------ Input records
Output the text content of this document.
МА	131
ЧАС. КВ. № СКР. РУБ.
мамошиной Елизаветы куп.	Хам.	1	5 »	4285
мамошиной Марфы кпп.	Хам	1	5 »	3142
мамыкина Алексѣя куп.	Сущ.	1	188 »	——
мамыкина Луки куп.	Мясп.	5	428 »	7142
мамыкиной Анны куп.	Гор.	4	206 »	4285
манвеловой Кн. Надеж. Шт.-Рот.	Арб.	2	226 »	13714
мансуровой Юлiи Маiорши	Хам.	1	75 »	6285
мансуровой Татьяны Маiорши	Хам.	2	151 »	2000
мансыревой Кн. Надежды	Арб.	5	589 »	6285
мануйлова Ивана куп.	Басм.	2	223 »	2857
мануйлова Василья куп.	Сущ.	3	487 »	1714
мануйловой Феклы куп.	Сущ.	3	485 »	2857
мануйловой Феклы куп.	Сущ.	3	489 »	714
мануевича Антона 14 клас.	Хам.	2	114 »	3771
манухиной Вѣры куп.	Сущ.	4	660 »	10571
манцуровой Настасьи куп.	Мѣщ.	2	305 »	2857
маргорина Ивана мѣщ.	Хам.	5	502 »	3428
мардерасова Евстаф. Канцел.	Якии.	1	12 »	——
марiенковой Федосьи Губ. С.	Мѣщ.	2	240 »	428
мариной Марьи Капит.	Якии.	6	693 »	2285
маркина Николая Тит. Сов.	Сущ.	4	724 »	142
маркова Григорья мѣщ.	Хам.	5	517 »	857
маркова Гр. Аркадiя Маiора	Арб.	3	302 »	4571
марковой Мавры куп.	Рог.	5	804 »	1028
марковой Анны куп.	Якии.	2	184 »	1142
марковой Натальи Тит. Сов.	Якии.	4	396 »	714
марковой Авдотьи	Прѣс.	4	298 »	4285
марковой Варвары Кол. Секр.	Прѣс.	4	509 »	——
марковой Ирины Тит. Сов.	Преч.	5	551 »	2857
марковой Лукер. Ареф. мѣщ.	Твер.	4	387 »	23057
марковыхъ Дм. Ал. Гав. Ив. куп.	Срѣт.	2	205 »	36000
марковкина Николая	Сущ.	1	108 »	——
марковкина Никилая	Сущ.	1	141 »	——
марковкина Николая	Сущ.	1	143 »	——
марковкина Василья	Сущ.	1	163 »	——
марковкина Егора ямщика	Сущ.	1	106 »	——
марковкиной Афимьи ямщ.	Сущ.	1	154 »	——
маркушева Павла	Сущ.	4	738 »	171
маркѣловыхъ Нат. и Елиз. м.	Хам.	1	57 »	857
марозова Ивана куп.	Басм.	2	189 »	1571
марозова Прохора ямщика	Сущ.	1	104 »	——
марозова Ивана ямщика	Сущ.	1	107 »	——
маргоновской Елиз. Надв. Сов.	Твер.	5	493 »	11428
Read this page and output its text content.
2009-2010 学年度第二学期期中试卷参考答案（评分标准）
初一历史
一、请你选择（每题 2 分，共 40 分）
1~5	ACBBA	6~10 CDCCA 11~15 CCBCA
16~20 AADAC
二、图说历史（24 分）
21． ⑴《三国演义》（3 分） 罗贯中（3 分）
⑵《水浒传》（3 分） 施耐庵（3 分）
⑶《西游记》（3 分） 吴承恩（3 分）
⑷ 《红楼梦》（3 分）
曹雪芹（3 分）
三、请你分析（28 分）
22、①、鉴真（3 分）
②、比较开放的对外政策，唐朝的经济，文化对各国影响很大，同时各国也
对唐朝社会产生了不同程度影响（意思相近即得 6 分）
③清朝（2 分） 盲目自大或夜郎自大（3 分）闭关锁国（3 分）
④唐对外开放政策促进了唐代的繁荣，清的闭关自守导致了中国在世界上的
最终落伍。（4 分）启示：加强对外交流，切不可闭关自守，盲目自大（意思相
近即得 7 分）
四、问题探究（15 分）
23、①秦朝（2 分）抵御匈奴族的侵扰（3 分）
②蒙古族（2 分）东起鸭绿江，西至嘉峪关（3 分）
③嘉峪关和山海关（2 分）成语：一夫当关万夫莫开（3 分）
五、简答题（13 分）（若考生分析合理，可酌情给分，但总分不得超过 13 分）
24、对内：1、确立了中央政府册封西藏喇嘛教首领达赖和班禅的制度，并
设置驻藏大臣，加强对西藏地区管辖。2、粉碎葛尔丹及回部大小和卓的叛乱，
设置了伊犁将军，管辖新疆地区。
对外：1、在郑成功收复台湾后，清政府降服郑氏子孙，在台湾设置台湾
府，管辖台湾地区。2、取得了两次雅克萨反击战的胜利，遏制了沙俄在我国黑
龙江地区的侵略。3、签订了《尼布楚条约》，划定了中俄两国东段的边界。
------------
------ Input records
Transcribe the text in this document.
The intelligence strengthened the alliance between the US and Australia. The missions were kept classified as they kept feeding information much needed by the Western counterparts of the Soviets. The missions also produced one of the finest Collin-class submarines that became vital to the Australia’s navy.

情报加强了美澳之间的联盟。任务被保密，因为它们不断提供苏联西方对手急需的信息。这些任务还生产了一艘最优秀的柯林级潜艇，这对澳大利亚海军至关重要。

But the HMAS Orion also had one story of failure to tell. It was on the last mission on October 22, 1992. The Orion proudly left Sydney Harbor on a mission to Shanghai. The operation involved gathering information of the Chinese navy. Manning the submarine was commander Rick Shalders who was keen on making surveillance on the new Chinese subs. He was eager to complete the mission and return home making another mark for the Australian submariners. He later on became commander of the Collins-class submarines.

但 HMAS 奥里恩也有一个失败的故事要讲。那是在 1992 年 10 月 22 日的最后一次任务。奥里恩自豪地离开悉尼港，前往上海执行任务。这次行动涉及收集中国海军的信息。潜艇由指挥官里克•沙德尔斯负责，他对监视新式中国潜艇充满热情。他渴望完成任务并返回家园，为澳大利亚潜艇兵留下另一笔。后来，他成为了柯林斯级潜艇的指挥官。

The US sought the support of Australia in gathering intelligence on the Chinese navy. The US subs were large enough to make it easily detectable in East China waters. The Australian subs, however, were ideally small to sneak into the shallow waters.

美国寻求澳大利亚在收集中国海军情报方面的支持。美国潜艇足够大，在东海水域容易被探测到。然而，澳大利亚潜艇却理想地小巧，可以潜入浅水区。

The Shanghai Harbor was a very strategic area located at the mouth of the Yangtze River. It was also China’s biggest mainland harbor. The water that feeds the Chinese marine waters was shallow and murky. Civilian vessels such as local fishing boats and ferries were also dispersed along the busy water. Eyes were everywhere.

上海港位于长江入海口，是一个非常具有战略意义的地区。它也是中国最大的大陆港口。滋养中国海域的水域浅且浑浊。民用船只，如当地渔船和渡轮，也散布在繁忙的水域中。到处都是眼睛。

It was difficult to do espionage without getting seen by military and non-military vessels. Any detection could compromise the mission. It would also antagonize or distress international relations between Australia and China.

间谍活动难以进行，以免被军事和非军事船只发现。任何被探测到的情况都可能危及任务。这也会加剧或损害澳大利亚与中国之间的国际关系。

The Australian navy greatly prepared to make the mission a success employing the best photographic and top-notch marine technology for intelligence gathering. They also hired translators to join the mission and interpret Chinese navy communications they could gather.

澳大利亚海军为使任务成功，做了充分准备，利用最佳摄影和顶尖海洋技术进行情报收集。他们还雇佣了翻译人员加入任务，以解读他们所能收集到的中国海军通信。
------------
------ Input records
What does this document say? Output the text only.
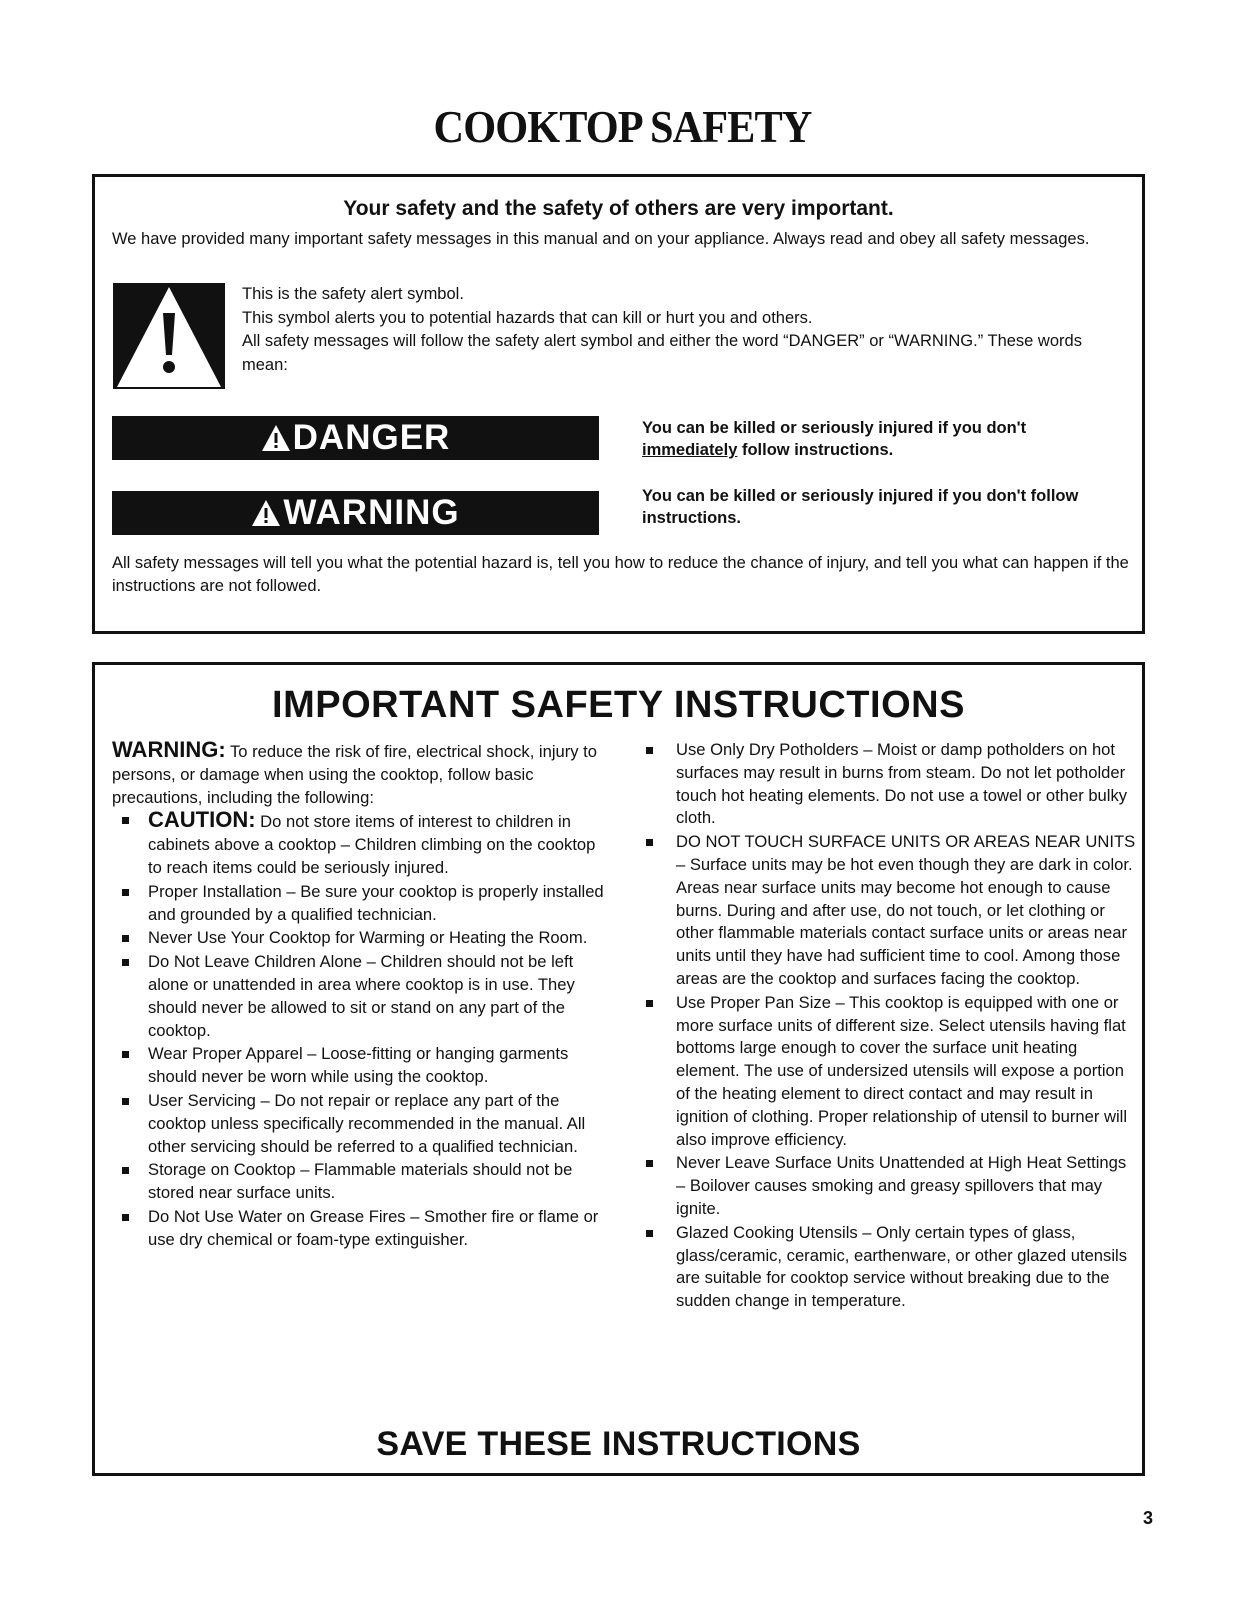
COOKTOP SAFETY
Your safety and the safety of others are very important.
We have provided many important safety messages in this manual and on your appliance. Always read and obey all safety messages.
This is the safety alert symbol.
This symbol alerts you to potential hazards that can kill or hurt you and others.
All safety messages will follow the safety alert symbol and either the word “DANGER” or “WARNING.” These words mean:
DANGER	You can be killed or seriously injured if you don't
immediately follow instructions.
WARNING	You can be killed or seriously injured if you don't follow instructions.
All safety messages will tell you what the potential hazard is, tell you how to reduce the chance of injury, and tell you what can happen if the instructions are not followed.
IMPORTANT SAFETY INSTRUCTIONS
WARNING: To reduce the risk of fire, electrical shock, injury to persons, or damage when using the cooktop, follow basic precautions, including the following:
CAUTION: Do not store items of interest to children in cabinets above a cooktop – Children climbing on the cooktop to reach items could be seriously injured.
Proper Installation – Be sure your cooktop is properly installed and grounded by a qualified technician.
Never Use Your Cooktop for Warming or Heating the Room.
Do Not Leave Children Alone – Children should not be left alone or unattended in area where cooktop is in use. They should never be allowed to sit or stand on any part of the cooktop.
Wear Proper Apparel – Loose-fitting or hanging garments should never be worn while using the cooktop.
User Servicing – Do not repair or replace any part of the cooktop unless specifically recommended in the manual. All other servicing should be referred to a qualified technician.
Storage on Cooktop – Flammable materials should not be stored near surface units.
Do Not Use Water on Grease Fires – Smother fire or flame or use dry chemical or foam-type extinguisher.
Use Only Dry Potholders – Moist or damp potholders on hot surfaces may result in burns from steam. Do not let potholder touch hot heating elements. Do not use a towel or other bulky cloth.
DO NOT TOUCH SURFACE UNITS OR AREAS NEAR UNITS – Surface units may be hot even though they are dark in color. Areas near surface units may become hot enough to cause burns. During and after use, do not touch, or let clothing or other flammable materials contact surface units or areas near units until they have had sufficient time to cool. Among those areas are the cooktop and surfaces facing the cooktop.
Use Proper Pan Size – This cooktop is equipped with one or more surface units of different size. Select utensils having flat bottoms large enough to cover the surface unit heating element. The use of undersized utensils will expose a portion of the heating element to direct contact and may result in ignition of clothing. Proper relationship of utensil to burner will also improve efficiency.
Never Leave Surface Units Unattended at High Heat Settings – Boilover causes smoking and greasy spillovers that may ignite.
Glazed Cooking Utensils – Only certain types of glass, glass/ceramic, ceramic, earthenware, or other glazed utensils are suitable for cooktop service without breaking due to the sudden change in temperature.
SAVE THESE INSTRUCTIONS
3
------------
Set exercise: Show all lines from the data above in which the word "Leave" appears.

Output for this task:
Do Not Leave Children Alone – Children should not be left alone or unattended in area where cooktop is in use. They should never be allowed to sit or stand on any part of the cooktop.
Never Leave Surface Units Unattended at High Heat Settings – Boilover causes smoking and greasy spillovers that may ignite.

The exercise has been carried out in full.